Recorded data

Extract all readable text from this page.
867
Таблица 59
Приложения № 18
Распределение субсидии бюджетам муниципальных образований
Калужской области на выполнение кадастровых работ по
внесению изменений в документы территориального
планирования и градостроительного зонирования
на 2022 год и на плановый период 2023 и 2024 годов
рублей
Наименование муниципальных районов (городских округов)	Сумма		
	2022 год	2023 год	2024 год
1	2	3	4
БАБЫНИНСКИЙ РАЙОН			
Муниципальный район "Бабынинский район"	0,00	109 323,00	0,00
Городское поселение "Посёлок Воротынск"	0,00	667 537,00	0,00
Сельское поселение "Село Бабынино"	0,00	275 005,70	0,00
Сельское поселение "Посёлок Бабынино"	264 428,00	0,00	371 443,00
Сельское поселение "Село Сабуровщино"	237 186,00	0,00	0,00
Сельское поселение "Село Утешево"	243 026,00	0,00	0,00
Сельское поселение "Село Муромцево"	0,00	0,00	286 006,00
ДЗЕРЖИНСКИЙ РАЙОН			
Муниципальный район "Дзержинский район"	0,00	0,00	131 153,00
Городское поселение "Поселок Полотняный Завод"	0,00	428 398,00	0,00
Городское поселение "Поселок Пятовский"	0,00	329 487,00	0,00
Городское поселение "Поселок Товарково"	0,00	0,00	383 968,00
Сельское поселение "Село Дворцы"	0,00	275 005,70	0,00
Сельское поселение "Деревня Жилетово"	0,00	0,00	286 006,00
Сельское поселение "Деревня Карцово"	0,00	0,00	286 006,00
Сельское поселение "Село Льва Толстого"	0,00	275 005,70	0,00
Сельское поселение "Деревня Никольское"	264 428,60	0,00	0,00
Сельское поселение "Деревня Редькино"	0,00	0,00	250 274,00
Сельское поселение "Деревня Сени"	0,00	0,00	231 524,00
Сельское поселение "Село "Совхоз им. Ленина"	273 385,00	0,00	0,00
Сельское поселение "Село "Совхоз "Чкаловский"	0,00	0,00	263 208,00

* _Exercise brief_
Find and copy every line in the entries above where the string "Посёлок" occurs.

* _Output below_
Городское поселение "Посёлок Воротынск"	0,00	667 537,00	0,00
Сельское поселение "Посёлок Бабынино"	264 428,00	0,00	371 443,00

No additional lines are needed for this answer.